A soil question

Bracey Tiede tiede@pacbell.net
Sat, 15 May 2010 14:19:44 PDT
We am surrounded by clay soil here in San Jose and it's not the pottery clay
soil you might think.  It's full of minerals and micronutrients but come
mid-summer, you can't dig it at all.  It's quite workable after the first
few rains in fall and for a period after the rain stops in late spring.
Excellent drainage is defined by how long water takes to drain out of a
certain sized hole.  It can be an hour or it can be 12 hours, depending on
the type of clay.  Here's a very good treatment of soil that you'll enjoy

Teaming with Microbes: A Gardener's Guide to the Soil Food Web by Jeff

He's a very popular speaker here on the West Coast and if you get a chance
to hear him, do go.

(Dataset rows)
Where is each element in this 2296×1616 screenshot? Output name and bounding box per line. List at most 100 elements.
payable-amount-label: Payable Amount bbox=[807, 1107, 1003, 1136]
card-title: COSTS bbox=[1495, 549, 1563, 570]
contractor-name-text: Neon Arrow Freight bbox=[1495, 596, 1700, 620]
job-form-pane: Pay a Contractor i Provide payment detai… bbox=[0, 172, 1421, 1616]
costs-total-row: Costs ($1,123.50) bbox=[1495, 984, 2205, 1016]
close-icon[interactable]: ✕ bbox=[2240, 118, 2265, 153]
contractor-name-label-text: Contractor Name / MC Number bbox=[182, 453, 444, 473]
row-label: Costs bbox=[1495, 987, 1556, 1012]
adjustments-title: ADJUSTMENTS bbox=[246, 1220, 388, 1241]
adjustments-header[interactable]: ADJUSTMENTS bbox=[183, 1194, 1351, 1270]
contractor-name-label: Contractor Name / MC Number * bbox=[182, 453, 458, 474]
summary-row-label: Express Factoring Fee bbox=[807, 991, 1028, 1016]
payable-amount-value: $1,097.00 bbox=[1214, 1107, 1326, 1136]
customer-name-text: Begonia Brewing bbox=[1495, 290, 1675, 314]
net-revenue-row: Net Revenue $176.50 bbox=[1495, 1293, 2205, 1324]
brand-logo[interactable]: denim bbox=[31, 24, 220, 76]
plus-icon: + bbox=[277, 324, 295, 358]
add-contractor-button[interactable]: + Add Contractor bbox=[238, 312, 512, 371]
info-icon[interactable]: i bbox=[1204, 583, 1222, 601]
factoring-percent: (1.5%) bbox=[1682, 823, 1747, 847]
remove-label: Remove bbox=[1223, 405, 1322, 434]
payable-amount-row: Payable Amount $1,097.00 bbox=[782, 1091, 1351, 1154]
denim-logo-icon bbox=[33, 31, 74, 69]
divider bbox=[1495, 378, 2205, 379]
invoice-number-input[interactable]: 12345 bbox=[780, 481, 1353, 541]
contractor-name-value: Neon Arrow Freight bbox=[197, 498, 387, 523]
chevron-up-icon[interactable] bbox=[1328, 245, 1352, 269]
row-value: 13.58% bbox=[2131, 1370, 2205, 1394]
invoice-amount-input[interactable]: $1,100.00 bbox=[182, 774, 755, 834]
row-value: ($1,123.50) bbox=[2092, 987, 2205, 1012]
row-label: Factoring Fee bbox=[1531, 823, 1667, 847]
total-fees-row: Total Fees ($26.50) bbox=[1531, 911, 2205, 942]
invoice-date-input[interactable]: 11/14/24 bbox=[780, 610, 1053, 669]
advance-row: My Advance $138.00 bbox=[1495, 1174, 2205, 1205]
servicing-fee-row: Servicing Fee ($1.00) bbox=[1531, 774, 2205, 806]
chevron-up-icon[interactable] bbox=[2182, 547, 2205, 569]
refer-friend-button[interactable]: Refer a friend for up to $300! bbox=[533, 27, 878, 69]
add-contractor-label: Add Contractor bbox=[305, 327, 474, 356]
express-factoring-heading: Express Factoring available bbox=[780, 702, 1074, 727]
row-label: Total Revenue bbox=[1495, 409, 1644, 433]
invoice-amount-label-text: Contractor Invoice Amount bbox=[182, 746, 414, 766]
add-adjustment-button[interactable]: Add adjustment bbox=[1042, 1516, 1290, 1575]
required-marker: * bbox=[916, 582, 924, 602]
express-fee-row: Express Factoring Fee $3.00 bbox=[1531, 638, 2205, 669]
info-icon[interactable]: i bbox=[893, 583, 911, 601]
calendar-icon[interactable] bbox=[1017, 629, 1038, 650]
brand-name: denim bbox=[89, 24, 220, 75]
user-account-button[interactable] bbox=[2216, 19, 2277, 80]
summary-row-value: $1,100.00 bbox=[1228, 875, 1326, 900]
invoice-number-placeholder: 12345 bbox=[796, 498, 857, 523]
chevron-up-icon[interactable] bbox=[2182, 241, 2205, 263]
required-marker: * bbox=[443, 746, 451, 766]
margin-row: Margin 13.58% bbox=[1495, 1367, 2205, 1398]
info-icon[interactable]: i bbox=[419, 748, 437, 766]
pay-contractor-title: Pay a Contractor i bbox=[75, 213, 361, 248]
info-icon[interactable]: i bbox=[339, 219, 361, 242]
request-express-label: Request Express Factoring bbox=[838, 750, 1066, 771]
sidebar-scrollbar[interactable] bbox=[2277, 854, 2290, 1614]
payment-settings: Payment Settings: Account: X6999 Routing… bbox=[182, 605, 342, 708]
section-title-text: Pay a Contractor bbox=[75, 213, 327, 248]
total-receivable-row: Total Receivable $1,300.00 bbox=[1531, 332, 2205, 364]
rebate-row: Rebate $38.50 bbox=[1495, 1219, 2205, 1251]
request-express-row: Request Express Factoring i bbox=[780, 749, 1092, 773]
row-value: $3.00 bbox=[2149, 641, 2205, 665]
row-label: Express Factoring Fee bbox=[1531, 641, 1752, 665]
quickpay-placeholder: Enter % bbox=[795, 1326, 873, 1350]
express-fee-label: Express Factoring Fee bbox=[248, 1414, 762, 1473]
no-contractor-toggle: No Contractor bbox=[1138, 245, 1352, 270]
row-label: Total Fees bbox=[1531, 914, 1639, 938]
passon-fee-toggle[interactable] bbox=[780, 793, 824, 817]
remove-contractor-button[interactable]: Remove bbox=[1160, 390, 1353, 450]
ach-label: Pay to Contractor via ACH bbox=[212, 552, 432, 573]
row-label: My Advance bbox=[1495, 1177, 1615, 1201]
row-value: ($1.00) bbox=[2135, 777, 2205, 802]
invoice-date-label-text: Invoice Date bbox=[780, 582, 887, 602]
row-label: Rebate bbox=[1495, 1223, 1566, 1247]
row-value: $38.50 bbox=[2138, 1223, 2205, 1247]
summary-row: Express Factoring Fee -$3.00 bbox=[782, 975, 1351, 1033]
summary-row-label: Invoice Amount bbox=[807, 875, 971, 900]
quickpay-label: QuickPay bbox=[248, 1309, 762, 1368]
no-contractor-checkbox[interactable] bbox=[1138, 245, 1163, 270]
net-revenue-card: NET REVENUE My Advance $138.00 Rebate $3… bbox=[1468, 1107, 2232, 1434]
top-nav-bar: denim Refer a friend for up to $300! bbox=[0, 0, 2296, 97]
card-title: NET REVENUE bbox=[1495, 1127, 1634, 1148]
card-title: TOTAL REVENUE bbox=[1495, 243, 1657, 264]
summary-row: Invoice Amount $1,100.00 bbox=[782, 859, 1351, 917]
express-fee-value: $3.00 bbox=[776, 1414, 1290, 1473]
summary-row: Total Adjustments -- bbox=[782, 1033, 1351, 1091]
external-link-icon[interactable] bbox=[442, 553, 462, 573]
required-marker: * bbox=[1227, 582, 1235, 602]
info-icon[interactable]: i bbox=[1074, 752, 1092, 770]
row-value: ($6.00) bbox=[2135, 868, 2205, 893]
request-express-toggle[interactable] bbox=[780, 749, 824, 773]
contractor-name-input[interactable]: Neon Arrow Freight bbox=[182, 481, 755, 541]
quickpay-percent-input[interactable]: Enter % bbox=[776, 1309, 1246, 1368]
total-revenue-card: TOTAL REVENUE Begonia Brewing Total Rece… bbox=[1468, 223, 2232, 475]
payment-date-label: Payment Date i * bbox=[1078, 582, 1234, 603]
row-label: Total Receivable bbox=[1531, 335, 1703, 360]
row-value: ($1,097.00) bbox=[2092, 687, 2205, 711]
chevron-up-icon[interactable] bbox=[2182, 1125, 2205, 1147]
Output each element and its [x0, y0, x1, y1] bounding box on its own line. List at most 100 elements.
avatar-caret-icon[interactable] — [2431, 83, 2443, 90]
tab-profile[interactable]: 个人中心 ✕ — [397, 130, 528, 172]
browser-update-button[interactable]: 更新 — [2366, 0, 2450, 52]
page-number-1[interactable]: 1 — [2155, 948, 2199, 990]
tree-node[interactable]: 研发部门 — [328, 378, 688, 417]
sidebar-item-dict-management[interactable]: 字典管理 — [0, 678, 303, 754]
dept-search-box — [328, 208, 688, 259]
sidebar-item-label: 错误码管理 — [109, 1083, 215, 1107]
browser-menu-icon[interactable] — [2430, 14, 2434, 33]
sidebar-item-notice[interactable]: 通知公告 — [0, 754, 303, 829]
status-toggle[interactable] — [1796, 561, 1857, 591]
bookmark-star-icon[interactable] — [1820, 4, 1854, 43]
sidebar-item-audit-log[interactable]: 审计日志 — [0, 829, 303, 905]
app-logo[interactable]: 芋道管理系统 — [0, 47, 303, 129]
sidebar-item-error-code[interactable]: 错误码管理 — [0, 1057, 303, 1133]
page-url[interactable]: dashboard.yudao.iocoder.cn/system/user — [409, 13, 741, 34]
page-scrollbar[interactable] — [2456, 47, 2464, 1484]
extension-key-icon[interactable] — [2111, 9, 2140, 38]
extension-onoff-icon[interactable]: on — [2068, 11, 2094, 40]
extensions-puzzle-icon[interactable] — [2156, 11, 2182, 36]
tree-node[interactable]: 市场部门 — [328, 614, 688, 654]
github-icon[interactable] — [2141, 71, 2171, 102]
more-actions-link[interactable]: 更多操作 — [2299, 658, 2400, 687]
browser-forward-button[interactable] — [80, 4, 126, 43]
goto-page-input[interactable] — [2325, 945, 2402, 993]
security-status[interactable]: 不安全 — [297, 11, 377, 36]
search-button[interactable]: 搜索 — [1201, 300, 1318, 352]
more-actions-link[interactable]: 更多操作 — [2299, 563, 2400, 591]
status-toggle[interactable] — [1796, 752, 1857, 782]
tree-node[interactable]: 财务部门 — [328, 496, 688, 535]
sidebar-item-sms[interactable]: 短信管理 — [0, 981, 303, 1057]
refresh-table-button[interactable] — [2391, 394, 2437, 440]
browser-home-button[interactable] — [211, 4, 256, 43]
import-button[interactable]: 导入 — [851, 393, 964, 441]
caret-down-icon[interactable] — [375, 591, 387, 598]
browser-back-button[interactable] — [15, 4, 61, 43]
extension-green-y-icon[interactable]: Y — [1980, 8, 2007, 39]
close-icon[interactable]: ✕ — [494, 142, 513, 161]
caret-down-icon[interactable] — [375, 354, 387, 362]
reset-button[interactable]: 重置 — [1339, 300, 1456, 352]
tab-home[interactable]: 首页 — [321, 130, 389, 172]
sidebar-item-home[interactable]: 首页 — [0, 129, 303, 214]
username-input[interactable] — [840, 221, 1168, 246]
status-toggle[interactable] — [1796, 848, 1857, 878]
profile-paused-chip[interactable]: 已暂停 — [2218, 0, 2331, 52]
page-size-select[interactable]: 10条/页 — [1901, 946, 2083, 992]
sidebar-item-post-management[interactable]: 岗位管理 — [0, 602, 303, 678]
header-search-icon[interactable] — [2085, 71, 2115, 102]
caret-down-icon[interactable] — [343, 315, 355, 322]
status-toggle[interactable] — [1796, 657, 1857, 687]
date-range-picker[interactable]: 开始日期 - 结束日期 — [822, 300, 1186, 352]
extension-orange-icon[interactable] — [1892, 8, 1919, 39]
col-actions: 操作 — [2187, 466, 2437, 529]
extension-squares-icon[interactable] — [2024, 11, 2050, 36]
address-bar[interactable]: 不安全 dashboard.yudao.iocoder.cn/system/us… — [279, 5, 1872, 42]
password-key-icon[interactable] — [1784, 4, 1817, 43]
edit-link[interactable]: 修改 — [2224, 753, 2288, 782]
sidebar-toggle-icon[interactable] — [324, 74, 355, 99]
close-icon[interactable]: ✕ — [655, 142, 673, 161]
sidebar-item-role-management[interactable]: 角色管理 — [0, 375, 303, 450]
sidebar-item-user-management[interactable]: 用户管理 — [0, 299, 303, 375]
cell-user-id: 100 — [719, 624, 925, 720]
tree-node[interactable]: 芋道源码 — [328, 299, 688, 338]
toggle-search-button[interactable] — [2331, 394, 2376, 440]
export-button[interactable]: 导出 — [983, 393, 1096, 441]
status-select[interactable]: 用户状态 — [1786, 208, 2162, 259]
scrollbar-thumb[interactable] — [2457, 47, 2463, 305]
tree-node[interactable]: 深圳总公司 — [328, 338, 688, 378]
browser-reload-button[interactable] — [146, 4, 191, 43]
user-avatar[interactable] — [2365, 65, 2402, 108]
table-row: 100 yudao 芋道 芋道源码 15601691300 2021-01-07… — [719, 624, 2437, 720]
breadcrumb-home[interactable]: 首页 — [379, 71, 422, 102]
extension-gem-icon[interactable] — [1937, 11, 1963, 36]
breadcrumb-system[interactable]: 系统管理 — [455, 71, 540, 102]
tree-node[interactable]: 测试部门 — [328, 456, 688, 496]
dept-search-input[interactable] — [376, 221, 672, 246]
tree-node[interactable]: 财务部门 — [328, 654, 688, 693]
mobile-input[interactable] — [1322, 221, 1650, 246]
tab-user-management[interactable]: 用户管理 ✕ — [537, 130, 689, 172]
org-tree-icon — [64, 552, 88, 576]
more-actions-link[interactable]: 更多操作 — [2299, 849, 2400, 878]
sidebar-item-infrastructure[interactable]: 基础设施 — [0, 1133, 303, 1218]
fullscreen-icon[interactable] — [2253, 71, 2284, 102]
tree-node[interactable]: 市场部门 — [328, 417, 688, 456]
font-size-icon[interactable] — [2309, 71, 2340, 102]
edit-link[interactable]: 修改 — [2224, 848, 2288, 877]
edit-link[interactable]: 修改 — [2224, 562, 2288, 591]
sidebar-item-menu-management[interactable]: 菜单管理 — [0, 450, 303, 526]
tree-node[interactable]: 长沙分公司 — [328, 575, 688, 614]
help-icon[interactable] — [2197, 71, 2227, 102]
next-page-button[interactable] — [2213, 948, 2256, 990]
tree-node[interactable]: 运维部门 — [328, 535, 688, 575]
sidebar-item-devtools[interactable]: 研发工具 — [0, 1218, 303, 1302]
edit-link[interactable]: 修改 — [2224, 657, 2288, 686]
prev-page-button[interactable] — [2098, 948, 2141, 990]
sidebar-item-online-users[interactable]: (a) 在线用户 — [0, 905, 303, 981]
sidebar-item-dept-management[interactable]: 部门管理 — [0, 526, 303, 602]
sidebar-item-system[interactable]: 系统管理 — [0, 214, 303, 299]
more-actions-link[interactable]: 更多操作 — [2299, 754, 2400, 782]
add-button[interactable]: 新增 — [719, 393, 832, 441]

> **The tasks**
- a) Write out the clay soil message word for word, from start to finish.
- b) From the listing, pull out every line verbatim, starting with the first line of the listing and going on through the line with "contractor-name-value: Neon Arrow", both ends included.

> **Expected outputs**
- a)
A soil question

Bracey Tiede tiede@pacbell.net
Sat, 15 May 2010 14:19:44 PDT
We am surrounded by clay soil here in San Jose and it's not the pottery clay
soil you might think.  It's full of minerals and micronutrients but come
mid-summer, you can't dig it at all.  It's quite workable after the first
few rains in fall and for a period after the rain stops in late spring.
Excellent drainage is defined by how long water takes to drain out of a
certain sized hole.  It can be an hour or it can be 12 hours, depending on
the type of clay.  Here's a very good treatment of soil that you'll enjoy

Teaming with Microbes: A Gardener's Guide to the Soil Food Web by Jeff

He's a very popular speaker here on the West Coast and if you get a chance
to hear him, do go.

- b)
Where is each element in this 2296×1616 screenshot? Output name and bounding box per line. List at most 100 elements.
payable-amount-label: Payable Amount bbox=[807, 1107, 1003, 1136]
card-title: COSTS bbox=[1495, 549, 1563, 570]
contractor-name-text: Neon Arrow Freight bbox=[1495, 596, 1700, 620]
job-form-pane: Pay a Contractor i Provide payment detai… bbox=[0, 172, 1421, 1616]
costs-total-row: Costs ($1,123.50) bbox=[1495, 984, 2205, 1016]
close-icon[interactable]: ✕ bbox=[2240, 118, 2265, 153]
contractor-name-label-text: Contractor Name / MC Number bbox=[182, 453, 444, 473]
row-label: Costs bbox=[1495, 987, 1556, 1012]
adjustments-title: ADJUSTMENTS bbox=[246, 1220, 388, 1241]
adjustments-header[interactable]: ADJUSTMENTS bbox=[183, 1194, 1351, 1270]
contractor-name-label: Contractor Name / MC Number * bbox=[182, 453, 458, 474]
summary-row-label: Express Factoring Fee bbox=[807, 991, 1028, 1016]
payable-amount-value: $1,097.00 bbox=[1214, 1107, 1326, 1136]
customer-name-text: Begonia Brewing bbox=[1495, 290, 1675, 314]
net-revenue-row: Net Revenue $176.50 bbox=[1495, 1293, 2205, 1324]
brand-logo[interactable]: denim bbox=[31, 24, 220, 76]
plus-icon: + bbox=[277, 324, 295, 358]
add-contractor-button[interactable]: + Add Contractor bbox=[238, 312, 512, 371]
info-icon[interactable]: i bbox=[1204, 583, 1222, 601]
factoring-percent: (1.5%) bbox=[1682, 823, 1747, 847]
remove-label: Remove bbox=[1223, 405, 1322, 434]
payable-amount-row: Payable Amount $1,097.00 bbox=[782, 1091, 1351, 1154]
denim-logo-icon bbox=[33, 31, 74, 69]
divider bbox=[1495, 378, 2205, 379]
invoice-number-input[interactable]: 12345 bbox=[780, 481, 1353, 541]
contractor-name-value: Neon Arrow Freight bbox=[197, 498, 387, 523]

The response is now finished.